Here are some entries; quote each one exactly.

— begin Data to use —

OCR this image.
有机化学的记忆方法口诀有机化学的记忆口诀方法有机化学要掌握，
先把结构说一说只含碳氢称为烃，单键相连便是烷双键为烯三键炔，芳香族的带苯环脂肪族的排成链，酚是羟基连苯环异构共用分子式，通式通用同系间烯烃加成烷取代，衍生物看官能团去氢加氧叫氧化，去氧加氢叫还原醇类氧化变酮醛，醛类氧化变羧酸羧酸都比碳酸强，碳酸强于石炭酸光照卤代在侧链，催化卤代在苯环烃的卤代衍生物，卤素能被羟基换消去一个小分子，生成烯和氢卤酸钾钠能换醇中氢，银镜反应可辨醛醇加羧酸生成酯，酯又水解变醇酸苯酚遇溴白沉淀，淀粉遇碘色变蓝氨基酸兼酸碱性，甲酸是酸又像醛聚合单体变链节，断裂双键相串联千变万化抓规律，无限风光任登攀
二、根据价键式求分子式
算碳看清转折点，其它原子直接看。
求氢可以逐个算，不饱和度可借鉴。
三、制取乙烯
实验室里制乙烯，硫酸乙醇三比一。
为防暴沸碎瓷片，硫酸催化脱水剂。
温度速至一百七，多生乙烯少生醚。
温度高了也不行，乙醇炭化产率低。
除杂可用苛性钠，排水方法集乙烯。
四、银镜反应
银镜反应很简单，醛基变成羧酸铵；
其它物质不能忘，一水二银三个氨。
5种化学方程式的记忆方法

— end Data to use —

> Output for this exercise:
OCR this image.
有机化学的记忆方法口诀有机化学的记忆口诀方法有机化学要掌握，
先把结构说一说只含碳氢称为烃，单键相连便是烷双键为烯三键炔，芳香族的带苯环脂肪族的排成链，酚是羟基连苯环异构共用分子式，通式通用同系间烯烃加成烷取代，衍生物看官能团去氢加氧叫氧化，去氧加氢叫还原醇类氧化变酮醛，醛类氧化变羧酸羧酸都比碳酸强，碳酸强于石炭酸光照卤代在侧链，催化卤代在苯环烃的卤代衍生物，卤素能被羟基换消去一个小分子，生成烯和氢卤酸钾钠能换醇中氢，银镜反应可辨醛醇加羧酸生成酯，酯又水解变醇酸苯酚遇溴白沉淀，淀粉遇碘色变蓝氨基酸兼酸碱性，甲酸是酸又像醛聚合单体变链节，断裂双键相串联千变万化抓规律，无限风光任登攀
二、根据价键式求分子式
算碳看清转折点，其它原子直接看。
求氢可以逐个算，不饱和度可借鉴。
三、制取乙烯
实验室里制乙烯，硫酸乙醇三比一。
为防暴沸碎瓷片，硫酸催化脱水剂。
温度速至一百七，多生乙烯少生醚。
温度高了也不行，乙醇炭化产率低。
除杂可用苛性钠，排水方法集乙烯。
四、银镜反应
银镜反应很简单，醛基变成羧酸铵；
其它物质不能忘，一水二银三个氨。
5种化学方程式的记忆方法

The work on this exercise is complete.